> [EXERCISE INSTRUCTIONS]: Gather from the listing below each line that includes the word "ylabel", and copy it.
==== DATASET
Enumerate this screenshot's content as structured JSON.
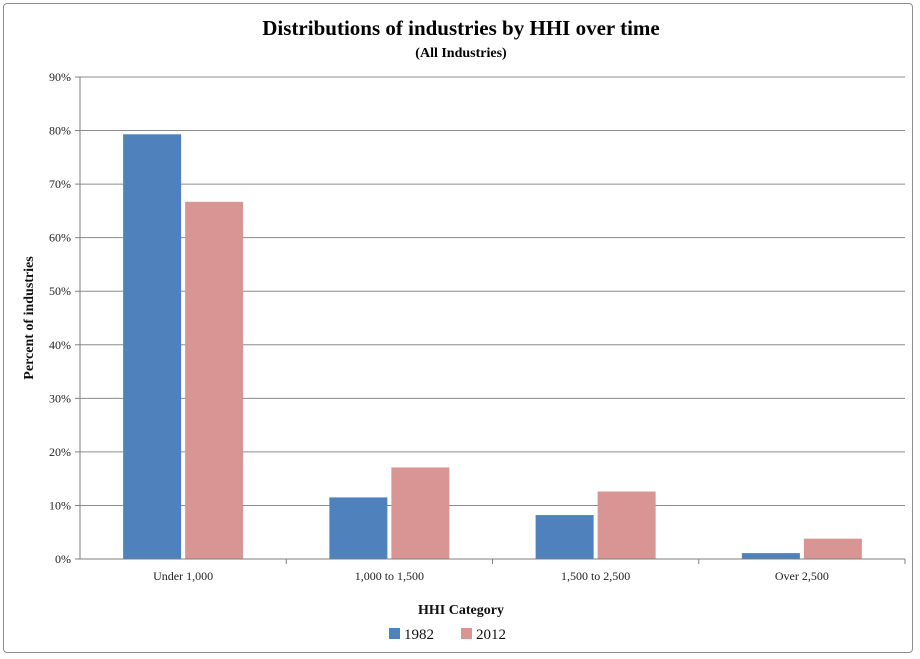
{
  "chart_data": {
    "type": "bar",
    "title": "Distributions of industries by HHI over time",
    "subtitle": "(All Industries)",
    "xlabel": "HHI Category",
    "ylabel": "Percent of industries",
    "categories": [
      "Under 1,000",
      "1,000 to 1,500",
      "1,500 to 2,500",
      "Over 2,500"
    ],
    "series": [
      {
        "name": "1982",
        "color": "#4f81bd",
        "values": [
          79.3,
          11.5,
          8.2,
          1.1
        ]
      },
      {
        "name": "2012",
        "color": "#d99594",
        "values": [
          66.7,
          17.1,
          12.6,
          3.8
        ]
      }
    ],
    "ylim": [
      0,
      90
    ],
    "yticks": [
      "0%",
      "10%",
      "20%",
      "30%",
      "40%",
      "50%",
      "60%",
      "70%",
      "80%",
      "90%"
    ],
    "grid": true,
    "legend_position": "bottom"
  }
}
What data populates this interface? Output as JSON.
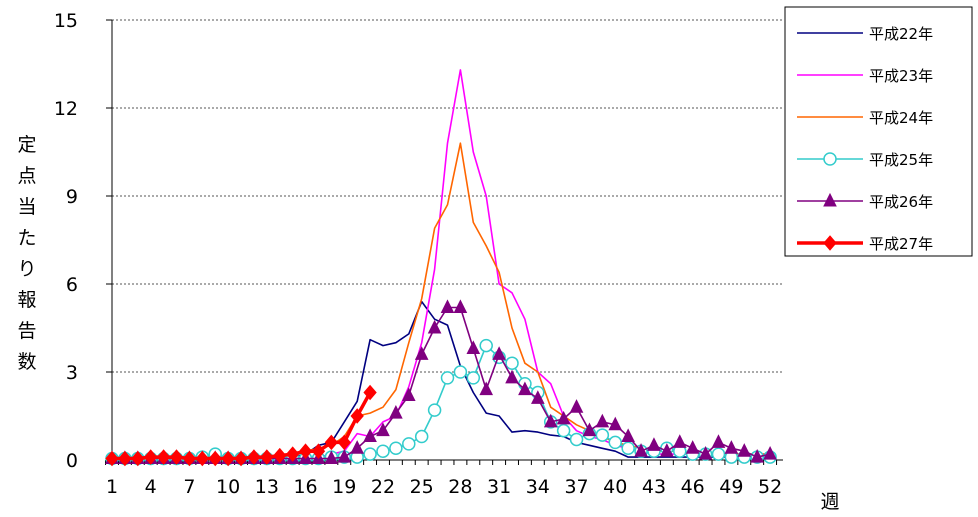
{
  "chart_data": {
    "type": "line",
    "ylabel": "定点当たり報告数",
    "xlabel": "週",
    "ylim": [
      0,
      15
    ],
    "xlim": [
      1,
      53
    ],
    "yticks": [
      0,
      3,
      6,
      9,
      12,
      15
    ],
    "xticks": [
      1,
      4,
      7,
      10,
      13,
      16,
      19,
      22,
      25,
      28,
      31,
      34,
      37,
      40,
      43,
      46,
      49,
      52
    ],
    "grid": "horizontal",
    "legend_position": "right",
    "series": [
      {
        "name": "平成22年",
        "color": "#000080",
        "marker": "none",
        "x": [
          1,
          2,
          3,
          4,
          5,
          6,
          7,
          8,
          9,
          10,
          11,
          12,
          13,
          14,
          15,
          16,
          17,
          18,
          19,
          20,
          21,
          22,
          23,
          24,
          25,
          26,
          27,
          28,
          29,
          30,
          31,
          32,
          33,
          34,
          35,
          36,
          37,
          38,
          39,
          40,
          41,
          42,
          43,
          44,
          45,
          46,
          47,
          48,
          49,
          50,
          51,
          52
        ],
        "values": [
          0.05,
          0.05,
          0.05,
          0.05,
          0.05,
          0.05,
          0.05,
          0.05,
          0.05,
          0.05,
          0.05,
          0.05,
          0.05,
          0.05,
          0.1,
          0.2,
          0.5,
          0.6,
          1.3,
          2.0,
          4.1,
          3.9,
          4.0,
          4.3,
          5.4,
          4.8,
          4.6,
          3.2,
          2.3,
          1.6,
          1.5,
          0.95,
          1.0,
          0.95,
          0.85,
          0.8,
          0.6,
          0.5,
          0.4,
          0.3,
          0.1,
          0.1,
          0.1,
          0.1,
          0.1,
          0.1,
          0.1,
          0.1,
          0.1,
          0.1,
          0.1,
          0.1
        ]
      },
      {
        "name": "平成23年",
        "color": "#ff00ff",
        "marker": "none",
        "x": [
          1,
          2,
          3,
          4,
          5,
          6,
          7,
          8,
          9,
          10,
          11,
          12,
          13,
          14,
          15,
          16,
          17,
          18,
          19,
          20,
          21,
          22,
          23,
          24,
          25,
          26,
          27,
          28,
          29,
          30,
          31,
          32,
          33,
          34,
          35,
          36,
          37,
          38,
          39,
          40,
          41,
          42,
          43,
          44,
          45,
          46,
          47,
          48,
          49,
          50,
          51,
          52
        ],
        "values": [
          0.05,
          0.05,
          0.05,
          0.05,
          0.05,
          0.05,
          0.05,
          0.05,
          0.05,
          0.05,
          0.05,
          0.05,
          0.05,
          0.05,
          0.05,
          0.1,
          0.1,
          0.2,
          0.3,
          0.9,
          0.8,
          1.3,
          1.5,
          2.5,
          4.0,
          6.5,
          10.8,
          13.3,
          10.5,
          9.0,
          6.0,
          5.7,
          4.8,
          3.0,
          2.6,
          1.5,
          1.0,
          0.8,
          0.7,
          0.5,
          0.4,
          0.3,
          0.2,
          0.2,
          0.2,
          0.2,
          0.2,
          0.2,
          0.2,
          0.2,
          0.2,
          0.2
        ]
      },
      {
        "name": "平成24年",
        "color": "#ff6600",
        "marker": "none",
        "x": [
          1,
          2,
          3,
          4,
          5,
          6,
          7,
          8,
          9,
          10,
          11,
          12,
          13,
          14,
          15,
          16,
          17,
          18,
          19,
          20,
          21,
          22,
          23,
          24,
          25,
          26,
          27,
          28,
          29,
          30,
          31,
          32,
          33,
          34,
          35,
          36,
          37,
          38,
          39,
          40,
          41,
          42,
          43,
          44,
          45,
          46,
          47,
          48,
          49,
          50,
          51,
          52
        ],
        "values": [
          0.05,
          0.05,
          0.05,
          0.05,
          0.05,
          0.05,
          0.05,
          0.05,
          0.05,
          0.05,
          0.05,
          0.05,
          0.05,
          0.1,
          0.2,
          0.3,
          0.4,
          0.5,
          0.8,
          1.5,
          1.6,
          1.8,
          2.4,
          4.0,
          5.5,
          7.9,
          8.7,
          10.8,
          8.1,
          7.3,
          6.4,
          4.5,
          3.3,
          3.0,
          1.8,
          1.5,
          1.2,
          1.0,
          0.8,
          0.6,
          0.5,
          0.4,
          0.3,
          0.3,
          0.3,
          0.2,
          0.2,
          0.2,
          0.2,
          0.2,
          0.2,
          0.2
        ]
      },
      {
        "name": "平成25年",
        "color": "#33cccc",
        "marker": "circle",
        "x": [
          1,
          2,
          3,
          4,
          5,
          6,
          7,
          8,
          9,
          10,
          11,
          12,
          13,
          14,
          15,
          16,
          17,
          18,
          19,
          20,
          21,
          22,
          23,
          24,
          25,
          26,
          27,
          28,
          29,
          30,
          31,
          32,
          33,
          34,
          35,
          36,
          37,
          38,
          39,
          40,
          41,
          42,
          43,
          44,
          45,
          46,
          47,
          48,
          49,
          50,
          51,
          52
        ],
        "values": [
          0.05,
          0.05,
          0.05,
          0.05,
          0.05,
          0.05,
          0.05,
          0.1,
          0.2,
          0.05,
          0.05,
          0.05,
          0.05,
          0.05,
          0.05,
          0.05,
          0.05,
          0.1,
          0.1,
          0.1,
          0.2,
          0.3,
          0.4,
          0.55,
          0.8,
          1.7,
          2.8,
          3.0,
          2.8,
          3.9,
          3.5,
          3.3,
          2.6,
          2.3,
          1.3,
          1.0,
          0.7,
          0.9,
          0.85,
          0.6,
          0.4,
          0.3,
          0.3,
          0.4,
          0.3,
          0.2,
          0.2,
          0.2,
          0.1,
          0.1,
          0.1,
          0.1
        ]
      },
      {
        "name": "平成26年",
        "color": "#800080",
        "marker": "triangle",
        "x": [
          1,
          2,
          3,
          4,
          5,
          6,
          7,
          8,
          9,
          10,
          11,
          12,
          13,
          14,
          15,
          16,
          17,
          18,
          19,
          20,
          21,
          22,
          23,
          24,
          25,
          26,
          27,
          28,
          29,
          30,
          31,
          32,
          33,
          34,
          35,
          36,
          37,
          38,
          39,
          40,
          41,
          42,
          43,
          44,
          45,
          46,
          47,
          48,
          49,
          50,
          51,
          52
        ],
        "values": [
          0.05,
          0.05,
          0.05,
          0.05,
          0.05,
          0.05,
          0.05,
          0.05,
          0.05,
          0.05,
          0.05,
          0.05,
          0.05,
          0.05,
          0.05,
          0.05,
          0.05,
          0.05,
          0.1,
          0.4,
          0.8,
          1.0,
          1.6,
          2.2,
          3.6,
          4.5,
          5.2,
          5.2,
          3.8,
          2.4,
          3.6,
          2.8,
          2.4,
          2.1,
          1.3,
          1.4,
          1.8,
          1.0,
          1.3,
          1.2,
          0.8,
          0.3,
          0.5,
          0.3,
          0.6,
          0.4,
          0.2,
          0.6,
          0.4,
          0.3,
          0.1,
          0.2
        ]
      },
      {
        "name": "平成27年",
        "color": "#ff0000",
        "marker": "diamond",
        "bold": true,
        "x": [
          1,
          2,
          3,
          4,
          5,
          6,
          7,
          8,
          9,
          10,
          11,
          12,
          13,
          14,
          15,
          16,
          17,
          18,
          19,
          20,
          21
        ],
        "values": [
          0.05,
          0.05,
          0.05,
          0.1,
          0.1,
          0.1,
          0.05,
          0.05,
          0.05,
          0.05,
          0.05,
          0.1,
          0.1,
          0.15,
          0.2,
          0.3,
          0.3,
          0.6,
          0.6,
          1.5,
          2.3
        ]
      }
    ]
  }
}
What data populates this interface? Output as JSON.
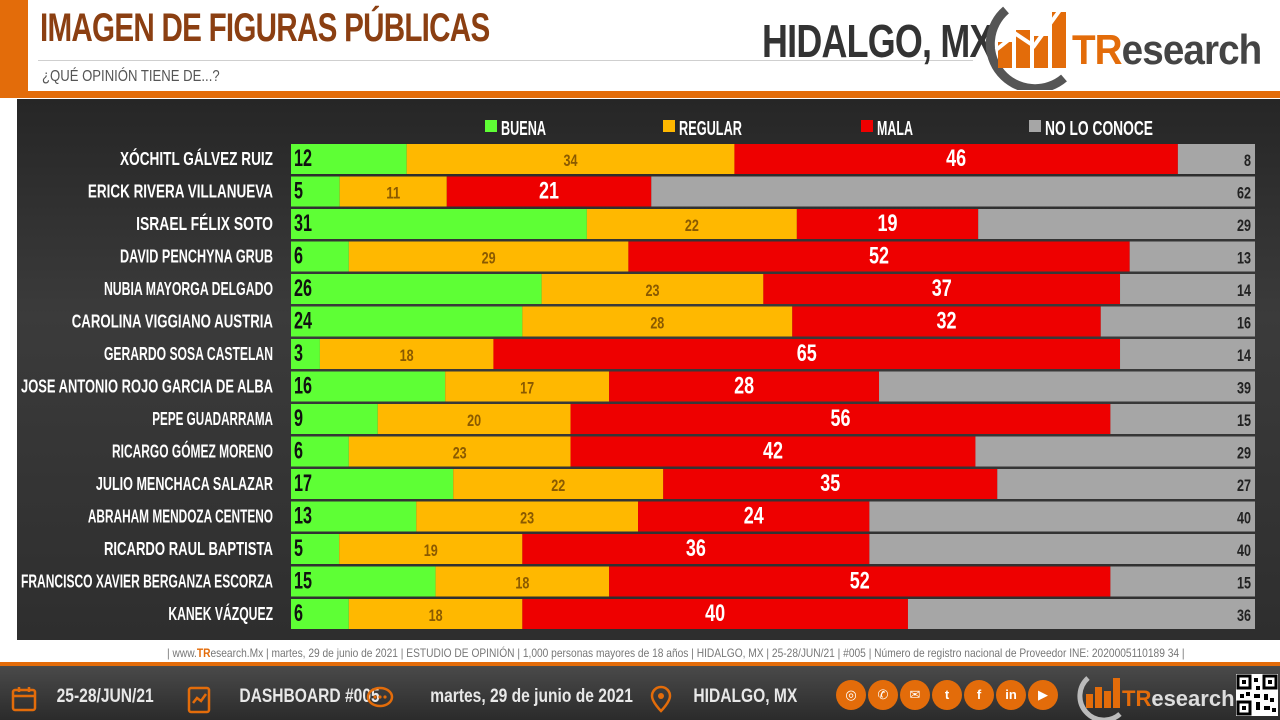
{
  "header": {
    "title": "IMAGEN DE FIGURAS PÚBLICAS",
    "subtitle": "¿QUÉ OPINIÓN TIENE DE...?",
    "region": "HIDALGO, MX",
    "brand_prefix": "TR",
    "brand_rest": "esearch"
  },
  "colors": {
    "accent": "#e36c0a",
    "buena": "#5eff35",
    "regular": "#ffb800",
    "mala": "#ee0000",
    "no_lo_conoce": "#a6a6a6"
  },
  "chart_data": {
    "type": "bar",
    "orientation": "horizontal",
    "stacked": true,
    "legend_position": "top",
    "categories": [
      "XÓCHITL GÁLVEZ RUIZ",
      "ERICK RIVERA VILLANUEVA",
      "ISRAEL FÉLIX SOTO",
      "DAVID PENCHYNA GRUB",
      "NUBIA MAYORGA DELGADO",
      "CAROLINA VIGGIANO AUSTRIA",
      "GERARDO SOSA CASTELAN",
      "JOSE ANTONIO ROJO GARCIA DE ALBA",
      "PEPE GUADARRAMA",
      "RICARGO GÓMEZ MORENO",
      "JULIO MENCHACA SALAZAR",
      "ABRAHAM MENDOZA CENTENO",
      "RICARDO RAUL BAPTISTA",
      "FRANCISCO XAVIER BERGANZA ESCORZA",
      "KANEK VÁZQUEZ"
    ],
    "series": [
      {
        "name": "BUENA",
        "color": "#5eff35",
        "values": [
          12,
          5,
          31,
          6,
          26,
          24,
          3,
          16,
          9,
          6,
          17,
          13,
          5,
          15,
          6
        ]
      },
      {
        "name": "REGULAR",
        "color": "#ffb800",
        "values": [
          34,
          11,
          22,
          29,
          23,
          28,
          18,
          17,
          20,
          23,
          22,
          23,
          19,
          18,
          18
        ]
      },
      {
        "name": "MALA",
        "color": "#ee0000",
        "values": [
          46,
          21,
          19,
          52,
          37,
          32,
          65,
          28,
          56,
          42,
          35,
          24,
          36,
          52,
          40
        ]
      },
      {
        "name": "NO LO CONOCE",
        "color": "#a6a6a6",
        "values": [
          8,
          62,
          29,
          13,
          14,
          16,
          14,
          39,
          15,
          29,
          27,
          40,
          40,
          15,
          36
        ]
      }
    ]
  },
  "source": {
    "prefix": "| www.",
    "brand": "TR",
    "rest": "esearch.Mx | martes, 29 de junio de 2021 | ESTUDIO DE OPINIÓN | 1,000 personas mayores de 18 años | HIDALGO, MX | 25-28/JUN/21 | #005 | Número de registro nacional de Proveedor INE: 2020005110189 34 |"
  },
  "footer": {
    "dates": "25-28/JUN/21",
    "dashboard": "DASHBOARD #005",
    "date": "martes, 29 de junio de 2021",
    "location": "HIDALGO, MX",
    "brand_prefix": "TR",
    "brand_rest": "esearch",
    "social_icons": [
      "globe-icon",
      "phone-icon",
      "mail-icon",
      "twitter-icon",
      "facebook-icon",
      "linkedin-icon",
      "youtube-icon"
    ]
  }
}
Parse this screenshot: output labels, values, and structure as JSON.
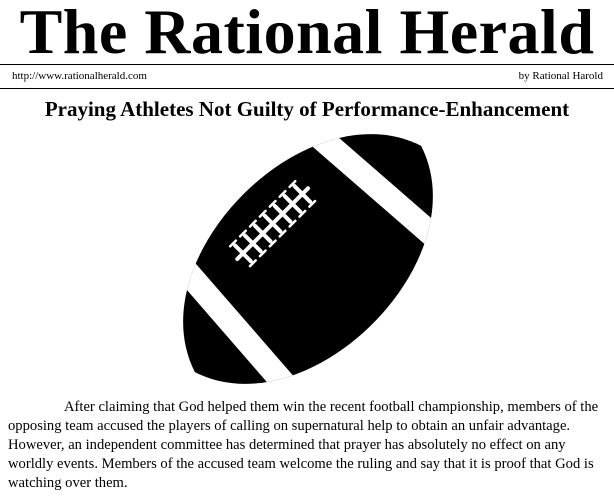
{
  "masthead": {
    "title": "The Rational Herald"
  },
  "subheader": {
    "url": "http://www.rationalherald.com",
    "byline": "by Rational Harold"
  },
  "article": {
    "headline": "Praying Athletes Not Guilty of Performance-Enhancement",
    "image_icon": "football-icon",
    "body": "After claiming that God helped them win the recent football championship, members of the opposing team accused the players of calling on supernatural help to obtain an unfair advantage. However, an independent committee has determined that prayer has absolutely no effect on any worldly events. Members of the accused team welcome the ruling and say that it is proof that God is watching over them."
  }
}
========
> [WRITTEN SOLUTION]:
    "ylabel": "Percent of industries",
    "ylabel": "定点当たり報告数",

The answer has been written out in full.